# [WHAT THE TASK REQUIRES]
Transcribe all the entries word for word, omitting any pictures they contain.
* START STORED ROWS *
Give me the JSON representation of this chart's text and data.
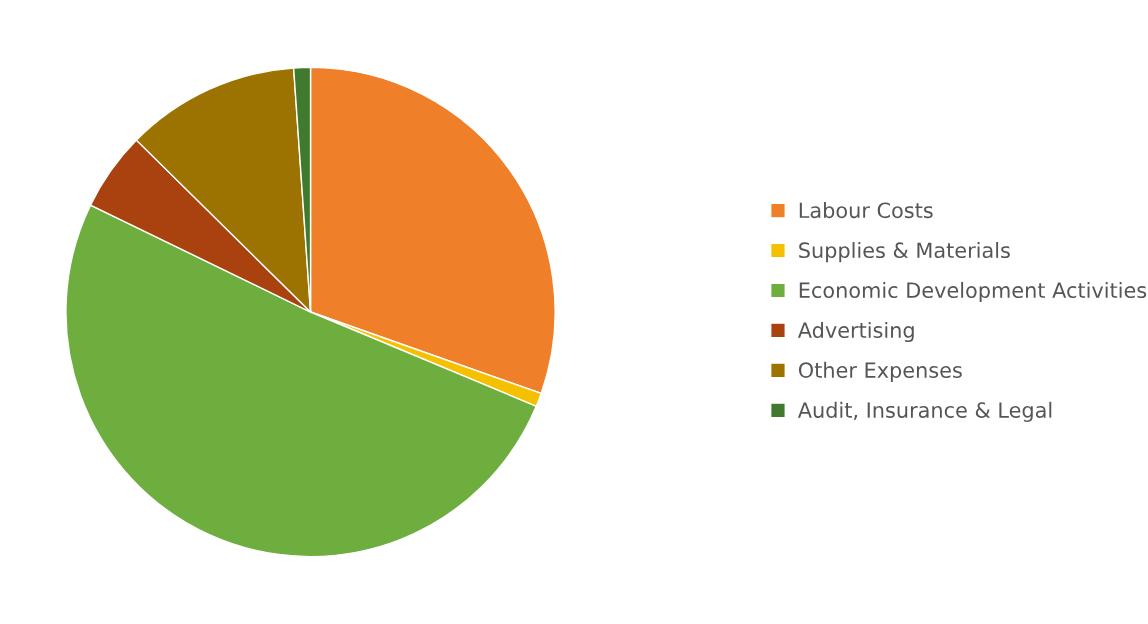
{
  "chart_data": {
    "type": "pie",
    "categories": [
      "Labour Costs",
      "Supplies & Materials",
      "Economic Development Activities",
      "Advertising",
      "Other Expenses",
      "Audit, Insurance & Legal"
    ],
    "values": [
      30.4,
      0.9,
      50.9,
      5.2,
      11.5,
      1.1
    ],
    "colors": [
      "#f07f2a",
      "#f5c000",
      "#6eae3e",
      "#a9420f",
      "#9c7200",
      "#3f7a2e"
    ],
    "legend": "right"
  }
}
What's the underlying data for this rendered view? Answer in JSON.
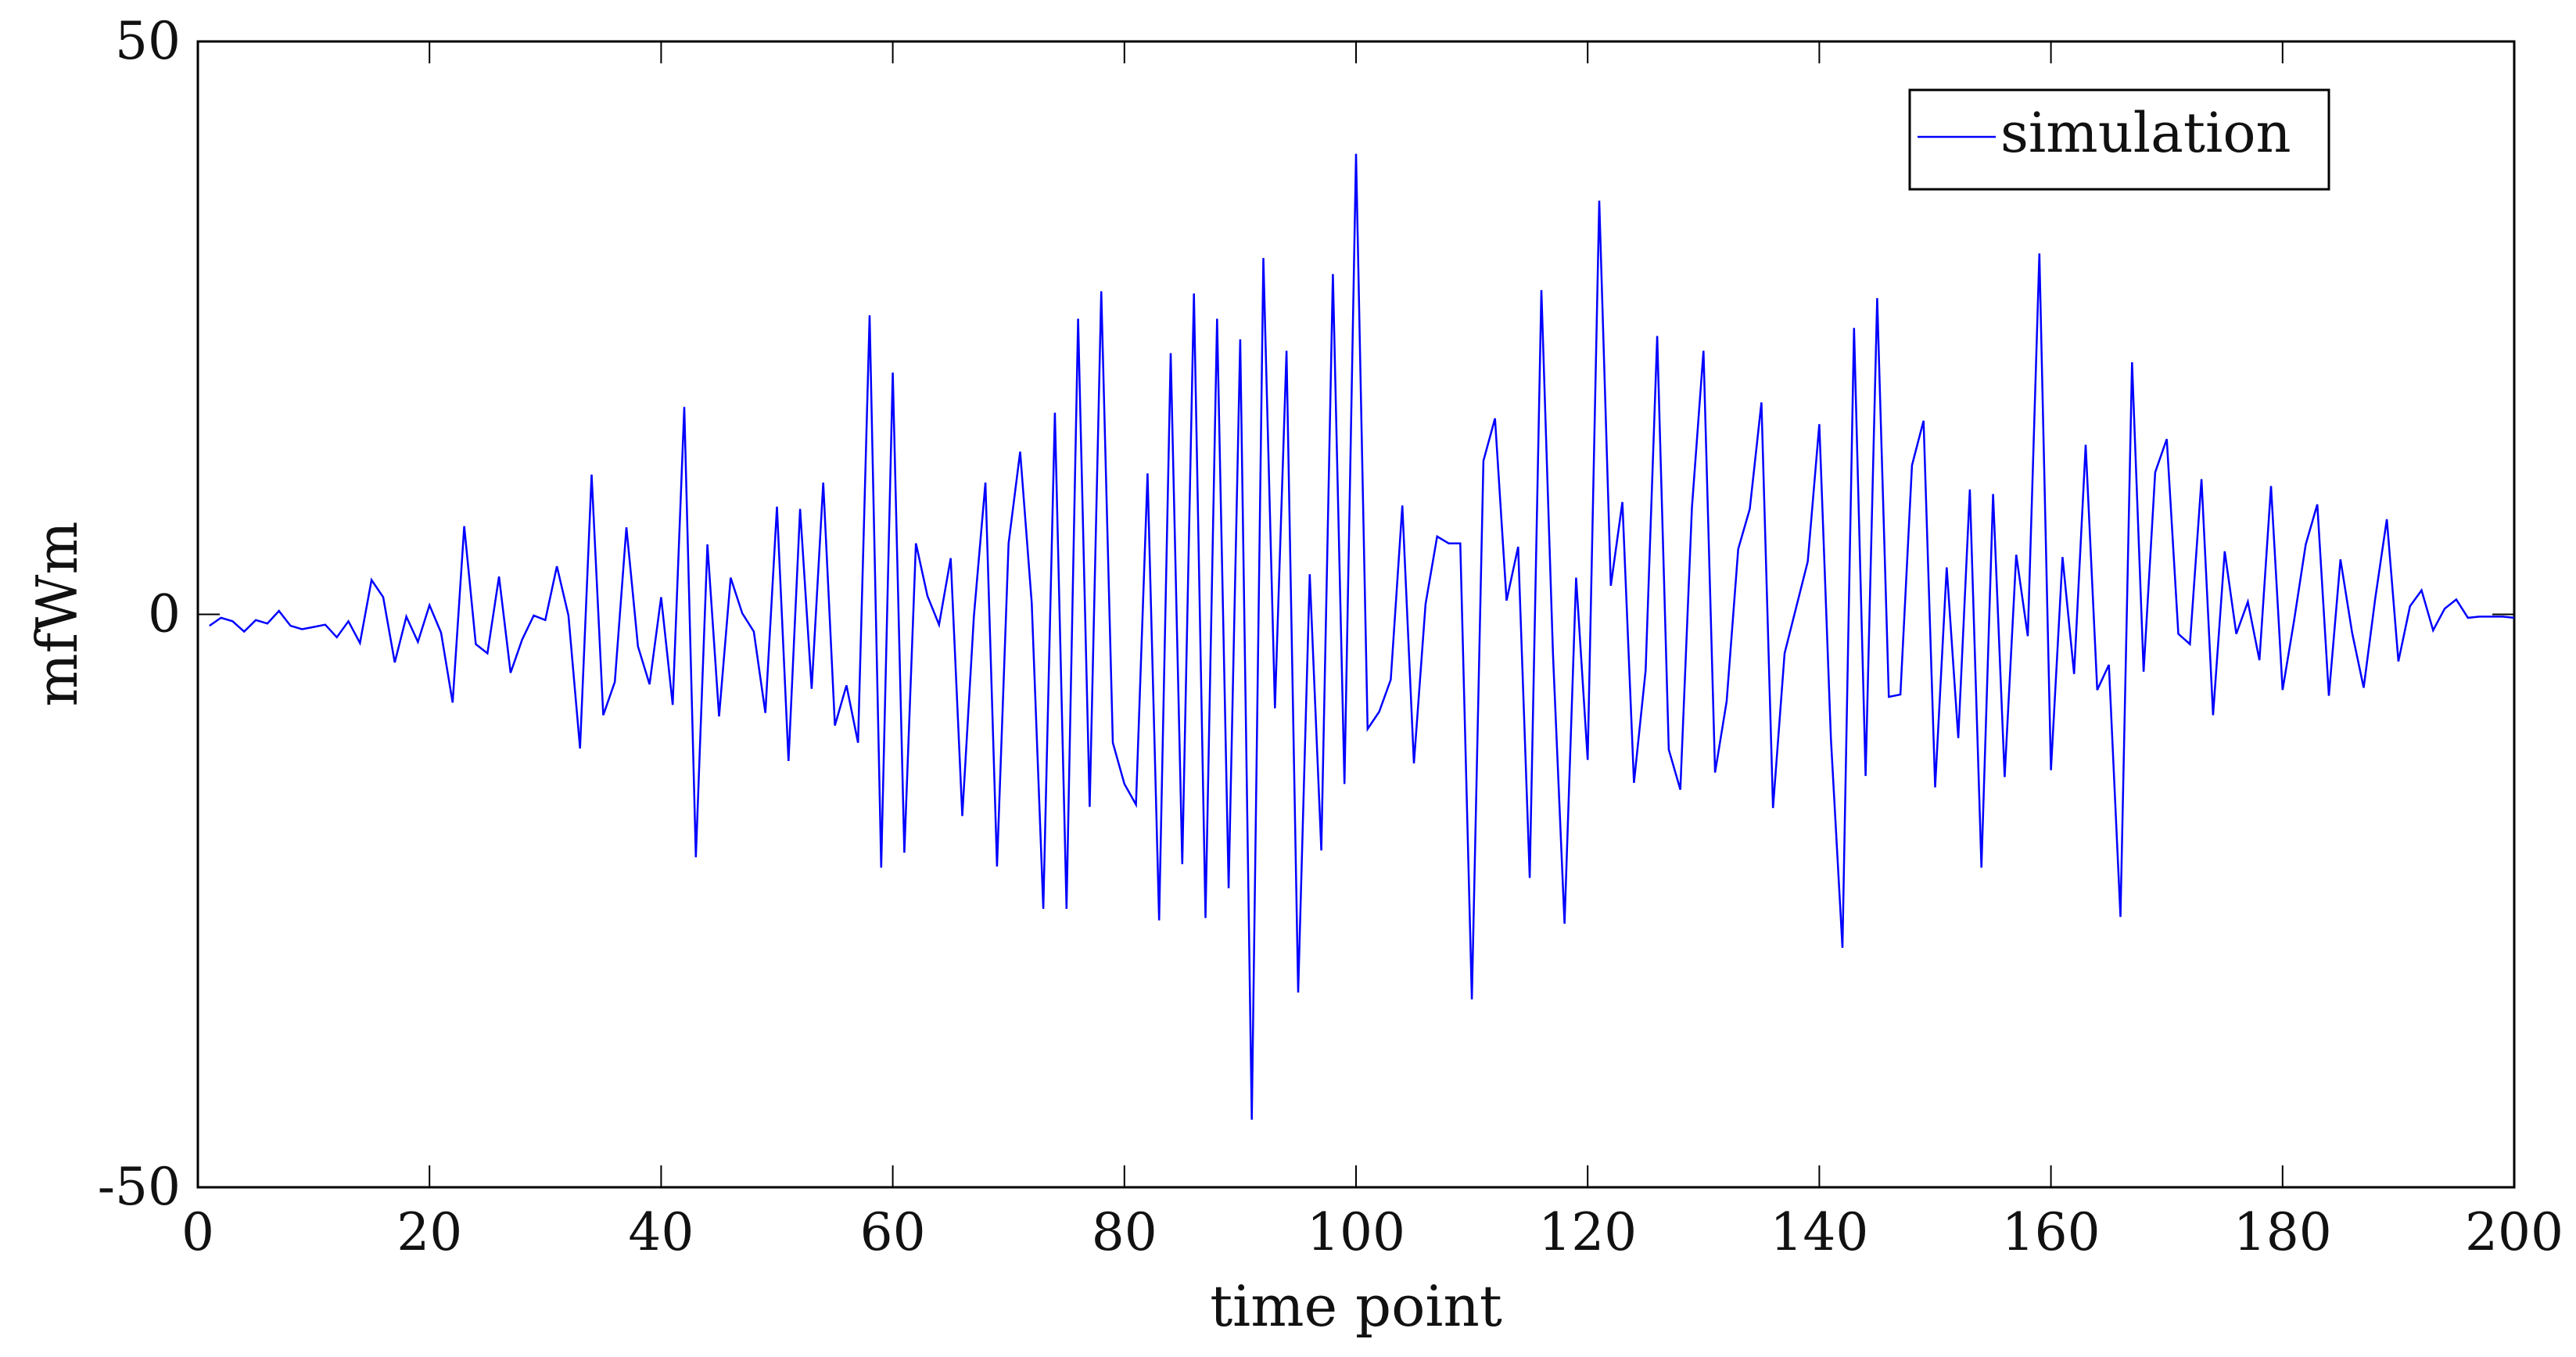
{
  "chart_data": {
    "type": "line",
    "xlabel": "time point",
    "ylabel": "mfWm",
    "xlim": [
      0,
      200
    ],
    "ylim": [
      -50,
      50
    ],
    "xticks": [
      0,
      20,
      40,
      60,
      80,
      100,
      120,
      140,
      160,
      180,
      200
    ],
    "yticks": [
      -50,
      0,
      50
    ],
    "grid": false,
    "legend": {
      "position": "top-right"
    },
    "series": [
      {
        "name": "simulation",
        "color": "#0000ff",
        "x": [
          1,
          2,
          3,
          4,
          5,
          6,
          7,
          8,
          9,
          10,
          11,
          12,
          13,
          14,
          15,
          16,
          17,
          18,
          19,
          20,
          21,
          22,
          23,
          24,
          25,
          26,
          27,
          28,
          29,
          30,
          31,
          32,
          33,
          34,
          35,
          36,
          37,
          38,
          39,
          40,
          41,
          42,
          43,
          44,
          45,
          46,
          47,
          48,
          49,
          50,
          51,
          52,
          53,
          54,
          55,
          56,
          57,
          58,
          59,
          60,
          61,
          62,
          63,
          64,
          65,
          66,
          67,
          68,
          69,
          70,
          71,
          72,
          73,
          74,
          75,
          76,
          77,
          78,
          79,
          80,
          81,
          82,
          83,
          84,
          85,
          86,
          87,
          88,
          89,
          90,
          91,
          92,
          93,
          94,
          95,
          96,
          97,
          98,
          99,
          100,
          101,
          102,
          103,
          104,
          105,
          106,
          107,
          108,
          109,
          110,
          111,
          112,
          113,
          114,
          115,
          116,
          117,
          118,
          119,
          120,
          121,
          122,
          123,
          124,
          125,
          126,
          127,
          128,
          129,
          130,
          131,
          132,
          133,
          134,
          135,
          136,
          137,
          138,
          139,
          140,
          141,
          142,
          143,
          144,
          145,
          146,
          147,
          148,
          149,
          150,
          151,
          152,
          153,
          154,
          155,
          156,
          157,
          158,
          159,
          160,
          161,
          162,
          163,
          164,
          165,
          166,
          167,
          168,
          169,
          170,
          171,
          172,
          173,
          174,
          175,
          176,
          177,
          178,
          179,
          180,
          181,
          182,
          183,
          184,
          185,
          186,
          187,
          188,
          189,
          190,
          191,
          192,
          193,
          194,
          195,
          196,
          197,
          198,
          199,
          200
        ],
        "values": [
          -1.0,
          -0.3,
          -0.6,
          -1.5,
          -0.5,
          -0.8,
          0.3,
          -1.0,
          -1.3,
          -1.1,
          -0.9,
          -2.0,
          -0.6,
          -2.5,
          3.0,
          1.5,
          -4.2,
          -0.2,
          -2.4,
          0.8,
          -1.6,
          -7.7,
          7.7,
          -2.6,
          -3.4,
          3.3,
          -5.1,
          -2.2,
          -0.1,
          -0.5,
          4.2,
          -0.1,
          -11.7,
          12.2,
          -8.8,
          -5.9,
          7.6,
          -2.8,
          -6.1,
          1.5,
          -7.9,
          18.1,
          -21.2,
          6.1,
          -8.9,
          3.2,
          0.1,
          -1.5,
          -8.6,
          9.4,
          -12.8,
          9.2,
          -6.5,
          11.5,
          -9.7,
          -6.2,
          -11.2,
          26.1,
          -22.1,
          21.1,
          -20.8,
          6.2,
          1.6,
          -0.9,
          4.9,
          -17.6,
          -0.2,
          11.5,
          -22.0,
          6.2,
          14.2,
          1.0,
          -25.7,
          17.6,
          -25.7,
          25.8,
          -16.8,
          28.2,
          -11.2,
          -14.8,
          -16.6,
          12.3,
          -26.7,
          22.8,
          -21.8,
          28.0,
          -26.5,
          25.8,
          -23.9,
          24.0,
          -44.1,
          31.1,
          -8.2,
          23.0,
          -33.0,
          3.5,
          -20.6,
          29.7,
          -14.8,
          40.2,
          -10.0,
          -8.5,
          -5.7,
          9.5,
          -13.0,
          0.9,
          6.8,
          6.2,
          6.2,
          -33.6,
          13.4,
          17.1,
          1.2,
          5.9,
          -23.0,
          28.3,
          -3.4,
          -27.0,
          3.2,
          -12.7,
          36.1,
          2.5,
          9.8,
          -14.7,
          -4.9,
          24.3,
          -11.8,
          -15.3,
          9.3,
          23.0,
          -13.8,
          -7.6,
          5.7,
          9.2,
          18.5,
          -16.9,
          -3.4,
          0.6,
          4.6,
          16.6,
          -10.8,
          -29.1,
          25.0,
          -14.1,
          27.6,
          -7.2,
          -7.0,
          13.0,
          16.9,
          -15.1,
          4.1,
          -10.8,
          10.9,
          -22.1,
          10.5,
          -14.2,
          5.2,
          -1.9,
          31.5,
          -13.6,
          5.0,
          -5.2,
          14.8,
          -6.6,
          -4.4,
          -26.4,
          22.0,
          -5.0,
          12.4,
          15.3,
          -1.7,
          -2.6,
          11.8,
          -8.8,
          5.5,
          -1.7,
          1.1,
          -4.0,
          11.2,
          -6.6,
          -0.5,
          6.1,
          9.6,
          -7.1,
          4.8,
          -1.6,
          -6.4,
          1.4,
          8.3,
          -4.1,
          0.7,
          2.1,
          -1.4,
          0.5,
          1.3,
          -0.3,
          -0.2,
          -0.2,
          -0.2,
          -0.3
        ]
      }
    ]
  }
}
* END STORED ROWS *
# [RESULT OF THE TASK]
Give me the JSON representation of this chart's text and data.
{
  "chart_data": {
    "type": "pie",
    "categories": [
      "Labour Costs",
      "Supplies & Materials",
      "Economic Development Activities",
      "Advertising",
      "Other Expenses",
      "Audit, Insurance & Legal"
    ],
    "values": [
      30.4,
      0.9,
      50.9,
      5.2,
      11.5,
      1.1
    ],
    "colors": [
      "#f07f2a",
      "#f5c000",
      "#6eae3e",
      "#a9420f",
      "#9c7200",
      "#3f7a2e"
    ],
    "legend": "right"
  }
}
What's the underlying data for this rendered view? Answer in JSON.
{
  "chart_data": {
    "type": "line",
    "xlabel": "time point",
    "ylabel": "mfWm",
    "xlim": [
      0,
      200
    ],
    "ylim": [
      -50,
      50
    ],
    "xticks": [
      0,
      20,
      40,
      60,
      80,
      100,
      120,
      140,
      160,
      180,
      200
    ],
    "yticks": [
      -50,
      0,
      50
    ],
    "grid": false,
    "legend": {
      "position": "top-right"
    },
    "series": [
      {
        "name": "simulation",
        "color": "#0000ff",
        "x": [
          1,
          2,
          3,
          4,
          5,
          6,
          7,
          8,
          9,
          10,
          11,
          12,
          13,
          14,
          15,
          16,
          17,
          18,
          19,
          20,
          21,
          22,
          23,
          24,
          25,
          26,
          27,
          28,
          29,
          30,
          31,
          32,
          33,
          34,
          35,
          36,
          37,
          38,
          39,
          40,
          41,
          42,
          43,
          44,
          45,
          46,
          47,
          48,
          49,
          50,
          51,
          52,
          53,
          54,
          55,
          56,
          57,
          58,
          59,
          60,
          61,
          62,
          63,
          64,
          65,
          66,
          67,
          68,
          69,
          70,
          71,
          72,
          73,
          74,
          75,
          76,
          77,
          78,
          79,
          80,
          81,
          82,
          83,
          84,
          85,
          86,
          87,
          88,
          89,
          90,
          91,
          92,
          93,
          94,
          95,
          96,
          97,
          98,
          99,
          100,
          101,
          102,
          103,
          104,
          105,
          106,
          107,
          108,
          109,
          110,
          111,
          112,
          113,
          114,
          115,
          116,
          117,
          118,
          119,
          120,
          121,
          122,
          123,
          124,
          125,
          126,
          127,
          128,
          129,
          130,
          131,
          132,
          133,
          134,
          135,
          136,
          137,
          138,
          139,
          140,
          141,
          142,
          143,
          144,
          145,
          146,
          147,
          148,
          149,
          150,
          151,
          152,
          153,
          154,
          155,
          156,
          157,
          158,
          159,
          160,
          161,
          162,
          163,
          164,
          165,
          166,
          167,
          168,
          169,
          170,
          171,
          172,
          173,
          174,
          175,
          176,
          177,
          178,
          179,
          180,
          181,
          182,
          183,
          184,
          185,
          186,
          187,
          188,
          189,
          190,
          191,
          192,
          193,
          194,
          195,
          196,
          197,
          198,
          199,
          200
        ],
        "values": [
          -1.0,
          -0.3,
          -0.6,
          -1.5,
          -0.5,
          -0.8,
          0.3,
          -1.0,
          -1.3,
          -1.1,
          -0.9,
          -2.0,
          -0.6,
          -2.5,
          3.0,
          1.5,
          -4.2,
          -0.2,
          -2.4,
          0.8,
          -1.6,
          -7.7,
          7.7,
          -2.6,
          -3.4,
          3.3,
          -5.1,
          -2.2,
          -0.1,
          -0.5,
          4.2,
          -0.1,
          -11.7,
          12.2,
          -8.8,
          -5.9,
          7.6,
          -2.8,
          -6.1,
          1.5,
          -7.9,
          18.1,
          -21.2,
          6.1,
          -8.9,
          3.2,
          0.1,
          -1.5,
          -8.6,
          9.4,
          -12.8,
          9.2,
          -6.5,
          11.5,
          -9.7,
          -6.2,
          -11.2,
          26.1,
          -22.1,
          21.1,
          -20.8,
          6.2,
          1.6,
          -0.9,
          4.9,
          -17.6,
          -0.2,
          11.5,
          -22.0,
          6.2,
          14.2,
          1.0,
          -25.7,
          17.6,
          -25.7,
          25.8,
          -16.8,
          28.2,
          -11.2,
          -14.8,
          -16.6,
          12.3,
          -26.7,
          22.8,
          -21.8,
          28.0,
          -26.5,
          25.8,
          -23.9,
          24.0,
          -44.1,
          31.1,
          -8.2,
          23.0,
          -33.0,
          3.5,
          -20.6,
          29.7,
          -14.8,
          40.2,
          -10.0,
          -8.5,
          -5.7,
          9.5,
          -13.0,
          0.9,
          6.8,
          6.2,
          6.2,
          -33.6,
          13.4,
          17.1,
          1.2,
          5.9,
          -23.0,
          28.3,
          -3.4,
          -27.0,
          3.2,
          -12.7,
          36.1,
          2.5,
          9.8,
          -14.7,
          -4.9,
          24.3,
          -11.8,
          -15.3,
          9.3,
          23.0,
          -13.8,
          -7.6,
          5.7,
          9.2,
          18.5,
          -16.9,
          -3.4,
          0.6,
          4.6,
          16.6,
          -10.8,
          -29.1,
          25.0,
          -14.1,
          27.6,
          -7.2,
          -7.0,
          13.0,
          16.9,
          -15.1,
          4.1,
          -10.8,
          10.9,
          -22.1,
          10.5,
          -14.2,
          5.2,
          -1.9,
          31.5,
          -13.6,
          5.0,
          -5.2,
          14.8,
          -6.6,
          -4.4,
          -26.4,
          22.0,
          -5.0,
          12.4,
          15.3,
          -1.7,
          -2.6,
          11.8,
          -8.8,
          5.5,
          -1.7,
          1.1,
          -4.0,
          11.2,
          -6.6,
          -0.5,
          6.1,
          9.6,
          -7.1,
          4.8,
          -1.6,
          -6.4,
          1.4,
          8.3,
          -4.1,
          0.7,
          2.1,
          -1.4,
          0.5,
          1.3,
          -0.3,
          -0.2,
          -0.2,
          -0.2,
          -0.3
        ]
      }
    ]
  }
}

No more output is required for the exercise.